Find every line containing the word "children" and report the count, nothing more.

### Data supplied ###

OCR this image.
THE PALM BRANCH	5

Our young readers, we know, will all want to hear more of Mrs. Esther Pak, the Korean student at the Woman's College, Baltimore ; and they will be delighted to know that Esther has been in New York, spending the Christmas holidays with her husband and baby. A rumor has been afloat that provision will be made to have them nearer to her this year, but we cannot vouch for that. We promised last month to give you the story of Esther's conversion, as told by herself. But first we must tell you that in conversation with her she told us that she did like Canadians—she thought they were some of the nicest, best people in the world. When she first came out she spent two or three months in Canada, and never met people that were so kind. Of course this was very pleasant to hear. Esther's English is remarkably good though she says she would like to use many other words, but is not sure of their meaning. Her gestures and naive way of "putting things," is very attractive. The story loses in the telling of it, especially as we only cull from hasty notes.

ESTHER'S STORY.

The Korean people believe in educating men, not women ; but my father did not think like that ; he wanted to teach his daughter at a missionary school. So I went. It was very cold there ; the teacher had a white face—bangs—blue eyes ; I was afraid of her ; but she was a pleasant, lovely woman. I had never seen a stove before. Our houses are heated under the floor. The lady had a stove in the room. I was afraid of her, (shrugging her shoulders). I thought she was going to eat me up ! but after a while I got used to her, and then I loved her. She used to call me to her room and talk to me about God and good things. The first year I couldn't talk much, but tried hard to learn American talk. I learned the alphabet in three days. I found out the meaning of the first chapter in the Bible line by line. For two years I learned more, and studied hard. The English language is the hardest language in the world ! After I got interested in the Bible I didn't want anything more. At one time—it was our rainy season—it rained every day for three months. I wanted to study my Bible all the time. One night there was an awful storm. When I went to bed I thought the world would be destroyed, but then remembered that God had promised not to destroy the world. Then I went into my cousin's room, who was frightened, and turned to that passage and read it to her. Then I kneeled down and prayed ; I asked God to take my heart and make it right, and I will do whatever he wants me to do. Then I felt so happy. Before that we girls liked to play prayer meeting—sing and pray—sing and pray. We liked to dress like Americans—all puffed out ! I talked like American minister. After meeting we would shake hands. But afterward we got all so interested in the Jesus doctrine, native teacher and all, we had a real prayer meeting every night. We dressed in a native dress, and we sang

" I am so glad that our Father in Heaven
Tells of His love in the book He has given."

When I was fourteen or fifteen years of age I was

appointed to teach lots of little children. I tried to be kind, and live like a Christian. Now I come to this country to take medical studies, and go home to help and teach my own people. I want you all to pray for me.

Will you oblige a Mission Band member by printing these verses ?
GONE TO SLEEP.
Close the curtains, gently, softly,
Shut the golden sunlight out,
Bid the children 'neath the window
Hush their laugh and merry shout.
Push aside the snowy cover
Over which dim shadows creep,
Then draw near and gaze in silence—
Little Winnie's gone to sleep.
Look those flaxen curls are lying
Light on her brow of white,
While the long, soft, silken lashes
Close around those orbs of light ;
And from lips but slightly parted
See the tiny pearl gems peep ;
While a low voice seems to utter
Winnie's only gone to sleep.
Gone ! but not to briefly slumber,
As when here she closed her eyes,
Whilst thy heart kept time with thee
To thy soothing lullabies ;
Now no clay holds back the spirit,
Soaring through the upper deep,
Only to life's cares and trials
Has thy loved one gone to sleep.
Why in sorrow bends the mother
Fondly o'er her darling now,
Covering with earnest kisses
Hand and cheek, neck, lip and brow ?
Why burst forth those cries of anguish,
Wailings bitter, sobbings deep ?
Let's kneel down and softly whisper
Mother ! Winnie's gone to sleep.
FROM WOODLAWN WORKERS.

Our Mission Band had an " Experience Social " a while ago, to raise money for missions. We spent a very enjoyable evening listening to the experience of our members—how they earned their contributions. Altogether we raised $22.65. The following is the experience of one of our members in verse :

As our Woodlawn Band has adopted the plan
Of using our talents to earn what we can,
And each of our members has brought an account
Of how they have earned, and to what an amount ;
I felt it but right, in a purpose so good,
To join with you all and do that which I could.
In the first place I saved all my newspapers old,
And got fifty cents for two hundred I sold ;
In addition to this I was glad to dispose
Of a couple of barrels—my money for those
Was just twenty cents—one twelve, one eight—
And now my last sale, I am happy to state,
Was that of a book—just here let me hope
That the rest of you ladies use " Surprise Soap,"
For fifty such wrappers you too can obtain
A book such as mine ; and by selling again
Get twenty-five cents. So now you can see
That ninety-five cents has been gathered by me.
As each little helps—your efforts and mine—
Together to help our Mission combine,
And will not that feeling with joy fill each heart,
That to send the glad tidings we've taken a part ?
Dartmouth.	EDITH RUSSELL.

###

> _Reply to the task_
2